* PROBLEM TO SOLVE:
Give every entry again, word for word and in full.

* GIVEN ENTRIES:

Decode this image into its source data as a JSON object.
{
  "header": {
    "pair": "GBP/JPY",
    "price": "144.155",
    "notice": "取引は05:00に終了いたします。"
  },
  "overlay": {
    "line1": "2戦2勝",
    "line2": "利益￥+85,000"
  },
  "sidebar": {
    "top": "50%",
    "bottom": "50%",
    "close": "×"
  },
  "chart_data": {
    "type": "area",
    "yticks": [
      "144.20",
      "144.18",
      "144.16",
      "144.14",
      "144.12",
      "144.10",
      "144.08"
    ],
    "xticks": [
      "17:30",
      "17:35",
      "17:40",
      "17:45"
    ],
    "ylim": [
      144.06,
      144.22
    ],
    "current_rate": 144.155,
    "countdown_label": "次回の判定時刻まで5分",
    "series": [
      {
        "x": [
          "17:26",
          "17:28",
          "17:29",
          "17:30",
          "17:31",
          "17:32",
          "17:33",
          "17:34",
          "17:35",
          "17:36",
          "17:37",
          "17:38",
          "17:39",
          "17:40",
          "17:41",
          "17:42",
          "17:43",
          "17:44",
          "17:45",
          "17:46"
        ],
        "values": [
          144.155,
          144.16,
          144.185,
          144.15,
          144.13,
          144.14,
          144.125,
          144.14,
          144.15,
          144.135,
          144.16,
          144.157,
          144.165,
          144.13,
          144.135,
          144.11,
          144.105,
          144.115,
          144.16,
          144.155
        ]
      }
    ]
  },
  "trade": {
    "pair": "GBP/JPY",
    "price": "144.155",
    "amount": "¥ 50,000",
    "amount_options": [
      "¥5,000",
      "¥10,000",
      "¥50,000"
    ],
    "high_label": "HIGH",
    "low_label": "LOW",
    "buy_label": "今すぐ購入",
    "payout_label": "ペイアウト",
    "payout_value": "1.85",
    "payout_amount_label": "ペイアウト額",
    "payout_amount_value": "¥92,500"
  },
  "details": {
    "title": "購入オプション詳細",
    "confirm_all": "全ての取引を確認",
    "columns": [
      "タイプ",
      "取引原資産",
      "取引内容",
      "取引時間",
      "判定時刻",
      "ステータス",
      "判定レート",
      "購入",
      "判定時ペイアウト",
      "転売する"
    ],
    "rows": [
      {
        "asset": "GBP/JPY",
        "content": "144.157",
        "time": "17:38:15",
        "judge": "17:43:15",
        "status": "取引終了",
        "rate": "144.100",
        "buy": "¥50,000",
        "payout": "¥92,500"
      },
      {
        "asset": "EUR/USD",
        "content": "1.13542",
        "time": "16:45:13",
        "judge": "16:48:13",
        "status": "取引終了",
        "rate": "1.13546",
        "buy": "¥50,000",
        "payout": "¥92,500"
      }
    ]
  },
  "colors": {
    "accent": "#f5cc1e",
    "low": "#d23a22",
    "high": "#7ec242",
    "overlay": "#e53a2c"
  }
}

* EXERCISE RESPONSE:
Decode this image into its source data as a JSON object.
{
  "header": {
    "pair": "GBP/JPY",
    "price": "144.155",
    "notice": "取引は05:00に終了いたします。"
  },
  "overlay": {
    "line1": "2戦2勝",
    "line2": "利益￥+85,000"
  },
  "sidebar": {
    "top": "50%",
    "bottom": "50%",
    "close": "×"
  },
  "chart_data": {
    "type": "area",
    "yticks": [
      "144.20",
      "144.18",
      "144.16",
      "144.14",
      "144.12",
      "144.10",
      "144.08"
    ],
    "xticks": [
      "17:30",
      "17:35",
      "17:40",
      "17:45"
    ],
    "ylim": [
      144.06,
      144.22
    ],
    "current_rate": 144.155,
    "countdown_label": "次回の判定時刻まで5分",
    "series": [
      {
        "x": [
          "17:26",
          "17:28",
          "17:29",
          "17:30",
          "17:31",
          "17:32",
          "17:33",
          "17:34",
          "17:35",
          "17:36",
          "17:37",
          "17:38",
          "17:39",
          "17:40",
          "17:41",
          "17:42",
          "17:43",
          "17:44",
          "17:45",
          "17:46"
        ],
        "values": [
          144.155,
          144.16,
          144.185,
          144.15,
          144.13,
          144.14,
          144.125,
          144.14,
          144.15,
          144.135,
          144.16,
          144.157,
          144.165,
          144.13,
          144.135,
          144.11,
          144.105,
          144.115,
          144.16,
          144.155
        ]
      }
    ]
  },
  "trade": {
    "pair": "GBP/JPY",
    "price": "144.155",
    "amount": "¥ 50,000",
    "amount_options": [
      "¥5,000",
      "¥10,000",
      "¥50,000"
    ],
    "high_label": "HIGH",
    "low_label": "LOW",
    "buy_label": "今すぐ購入",
    "payout_label": "ペイアウト",
    "payout_value": "1.85",
    "payout_amount_label": "ペイアウト額",
    "payout_amount_value": "¥92,500"
  },
  "details": {
    "title": "購入オプション詳細",
    "confirm_all": "全ての取引を確認",
    "columns": [
      "タイプ",
      "取引原資産",
      "取引内容",
      "取引時間",
      "判定時刻",
      "ステータス",
      "判定レート",
      "購入",
      "判定時ペイアウト",
      "転売する"
    ],
    "rows": [
      {
        "asset": "GBP/JPY",
        "content": "144.157",
        "time": "17:38:15",
        "judge": "17:43:15",
        "status": "取引終了",
        "rate": "144.100",
        "buy": "¥50,000",
        "payout": "¥92,500"
      },
      {
        "asset": "EUR/USD",
        "content": "1.13542",
        "time": "16:45:13",
        "judge": "16:48:13",
        "status": "取引終了",
        "rate": "1.13546",
        "buy": "¥50,000",
        "payout": "¥92,500"
      }
    ]
  },
  "colors": {
    "accent": "#f5cc1e",
    "low": "#d23a22",
    "high": "#7ec242",
    "overlay": "#e53a2c"
  }
}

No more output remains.